### Extracted data
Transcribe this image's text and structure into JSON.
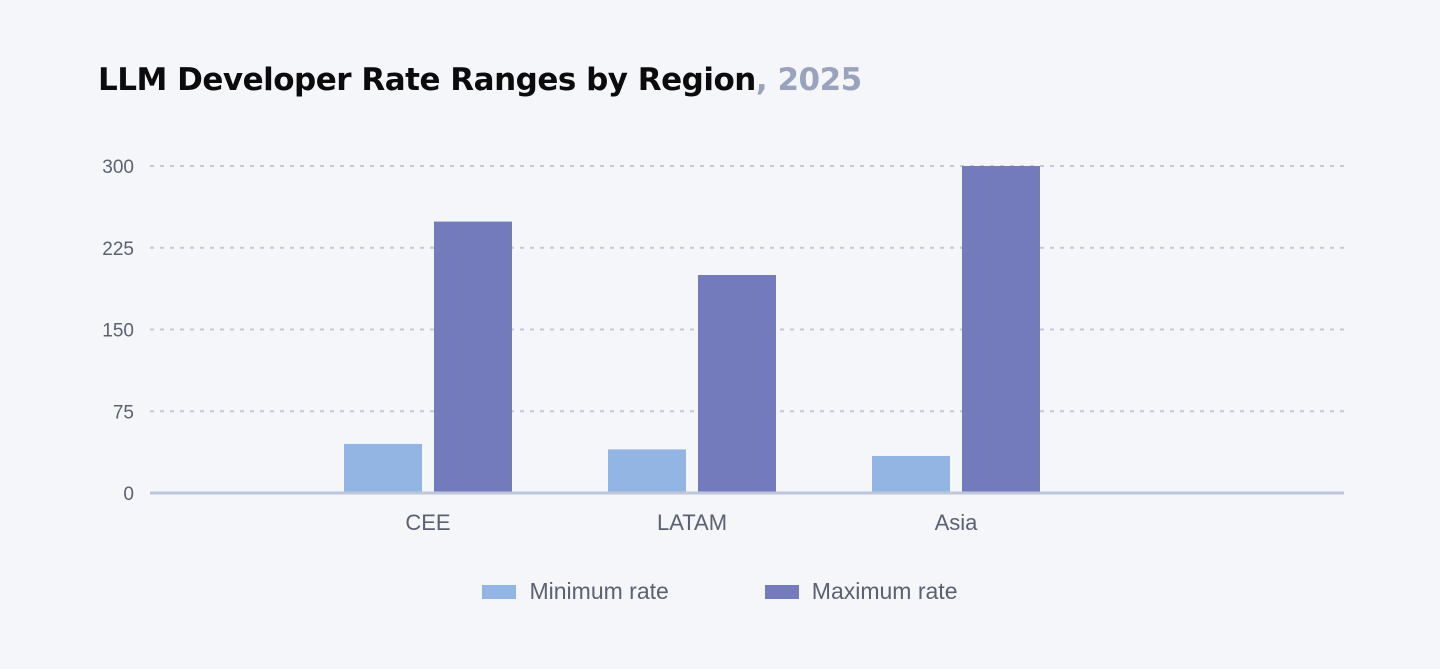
{
  "title": {
    "main": "LLM Developer Rate Ranges by Region",
    "accent": ", 2025"
  },
  "colors": {
    "background": "#f4f6fa",
    "min_series": "#93b5e3",
    "max_series": "#737bbc",
    "grid": "#c4c9d8",
    "axis": "#bfc6da",
    "tick_text": "#5b6173",
    "title_accent": "#9aa3bd"
  },
  "chart_data": {
    "type": "bar",
    "categories": [
      "CEE",
      "LATAM",
      "Asia"
    ],
    "series": [
      {
        "name": "Minimum rate",
        "values": [
          45,
          40,
          34
        ]
      },
      {
        "name": "Maximum rate",
        "values": [
          249,
          200,
          300
        ]
      }
    ],
    "yticks": [
      "0",
      "75",
      "150",
      "225",
      "300"
    ],
    "ylim": [
      0,
      300
    ],
    "grid": true,
    "legend_position": "bottom-center"
  }
}
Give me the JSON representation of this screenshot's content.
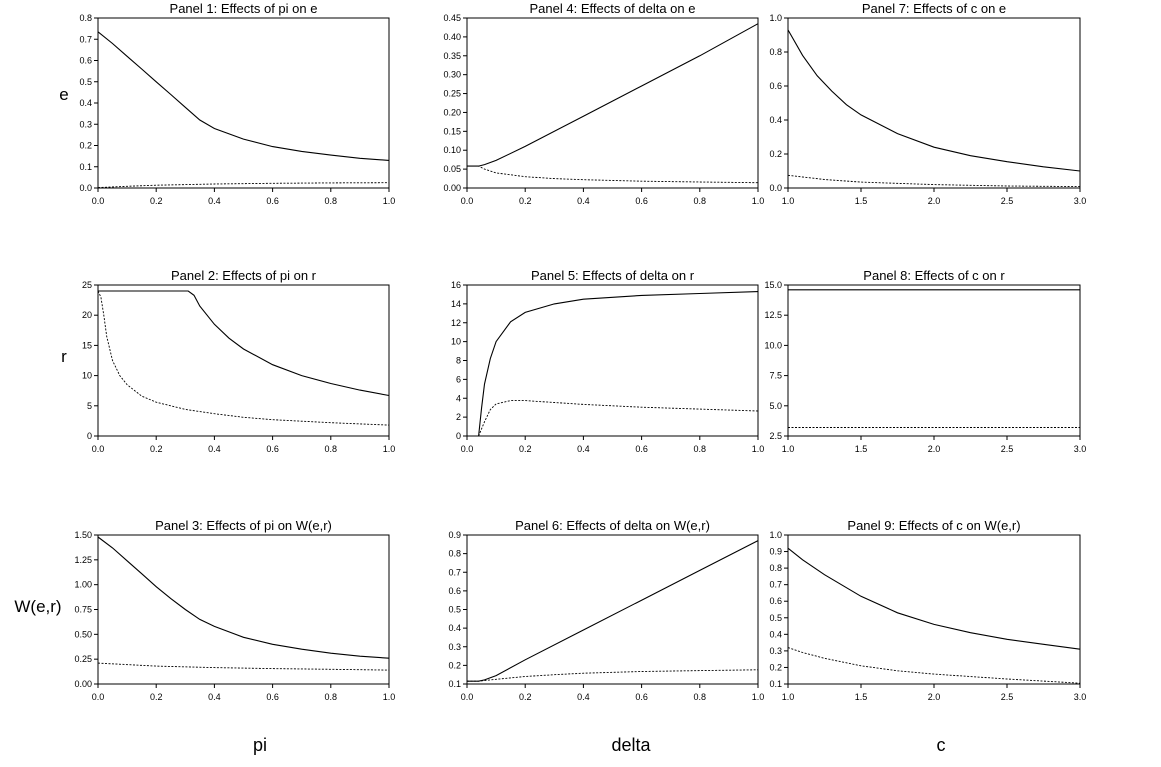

### Task requirements
Print the listing above in full, exactly as written. Omit any pictures.

### Expected answer
Transcribe this image's text and structure into JSON.
{
  "title": {
    "main": "LLM Developer Rate Ranges by Region",
    "accent": ", 2025"
  },
  "colors": {
    "background": "#f4f6fa",
    "min_series": "#93b5e3",
    "max_series": "#737bbc",
    "grid": "#c4c9d8",
    "axis": "#bfc6da",
    "tick_text": "#5b6173",
    "title_accent": "#9aa3bd"
  },
  "chart_data": {
    "type": "bar",
    "categories": [
      "CEE",
      "LATAM",
      "Asia"
    ],
    "series": [
      {
        "name": "Minimum rate",
        "values": [
          45,
          40,
          34
        ]
      },
      {
        "name": "Maximum rate",
        "values": [
          249,
          200,
          300
        ]
      }
    ],
    "yticks": [
      "0",
      "75",
      "150",
      "225",
      "300"
    ],
    "ylim": [
      0,
      300
    ],
    "grid": true,
    "legend_position": "bottom-center"
  }
}
Give me the JSON representation of this screenshot's content.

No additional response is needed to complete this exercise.